Your objective >>
Your task is to output all the records below, word for word.

Data provided >>
━━━━

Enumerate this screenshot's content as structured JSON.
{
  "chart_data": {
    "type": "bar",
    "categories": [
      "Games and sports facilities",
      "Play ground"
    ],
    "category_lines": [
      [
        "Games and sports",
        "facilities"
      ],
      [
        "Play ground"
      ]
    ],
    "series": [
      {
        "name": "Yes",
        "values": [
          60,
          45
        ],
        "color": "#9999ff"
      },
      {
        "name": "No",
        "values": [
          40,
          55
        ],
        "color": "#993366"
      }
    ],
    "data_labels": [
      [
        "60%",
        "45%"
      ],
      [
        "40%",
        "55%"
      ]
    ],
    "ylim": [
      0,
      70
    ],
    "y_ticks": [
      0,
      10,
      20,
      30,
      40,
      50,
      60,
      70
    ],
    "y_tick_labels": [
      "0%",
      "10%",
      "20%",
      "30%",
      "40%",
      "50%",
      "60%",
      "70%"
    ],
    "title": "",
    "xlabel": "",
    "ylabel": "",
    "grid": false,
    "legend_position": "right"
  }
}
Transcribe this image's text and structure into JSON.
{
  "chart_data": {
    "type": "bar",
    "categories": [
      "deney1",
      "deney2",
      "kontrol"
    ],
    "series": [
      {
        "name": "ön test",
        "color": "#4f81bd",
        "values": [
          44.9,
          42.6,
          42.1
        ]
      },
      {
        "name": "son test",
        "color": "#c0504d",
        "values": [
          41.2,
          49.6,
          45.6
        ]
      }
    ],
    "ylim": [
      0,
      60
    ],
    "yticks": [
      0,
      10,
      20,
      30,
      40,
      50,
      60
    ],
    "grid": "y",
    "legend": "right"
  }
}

━━━━

Task response >>
Enumerate this screenshot's content as structured JSON.
{
  "chart_data": {
    "type": "bar",
    "categories": [
      "Games and sports facilities",
      "Play ground"
    ],
    "category_lines": [
      [
        "Games and sports",
        "facilities"
      ],
      [
        "Play ground"
      ]
    ],
    "series": [
      {
        "name": "Yes",
        "values": [
          60,
          45
        ],
        "color": "#9999ff"
      },
      {
        "name": "No",
        "values": [
          40,
          55
        ],
        "color": "#993366"
      }
    ],
    "data_labels": [
      [
        "60%",
        "45%"
      ],
      [
        "40%",
        "55%"
      ]
    ],
    "ylim": [
      0,
      70
    ],
    "y_ticks": [
      0,
      10,
      20,
      30,
      40,
      50,
      60,
      70
    ],
    "y_tick_labels": [
      "0%",
      "10%",
      "20%",
      "30%",
      "40%",
      "50%",
      "60%",
      "70%"
    ],
    "title": "",
    "xlabel": "",
    "ylabel": "",
    "grid": false,
    "legend_position": "right"
  }
}
Transcribe this image's text and structure into JSON.
{
  "chart_data": {
    "type": "bar",
    "categories": [
      "deney1",
      "deney2",
      "kontrol"
    ],
    "series": [
      {
        "name": "ön test",
        "color": "#4f81bd",
        "values": [
          44.9,
          42.6,
          42.1
        ]
      },
      {
        "name": "son test",
        "color": "#c0504d",
        "values": [
          41.2,
          49.6,
          45.6
        ]
      }
    ],
    "ylim": [
      0,
      60
    ],
    "yticks": [
      0,
      10,
      20,
      30,
      40,
      50,
      60
    ],
    "grid": "y",
    "legend": "right"
  }
}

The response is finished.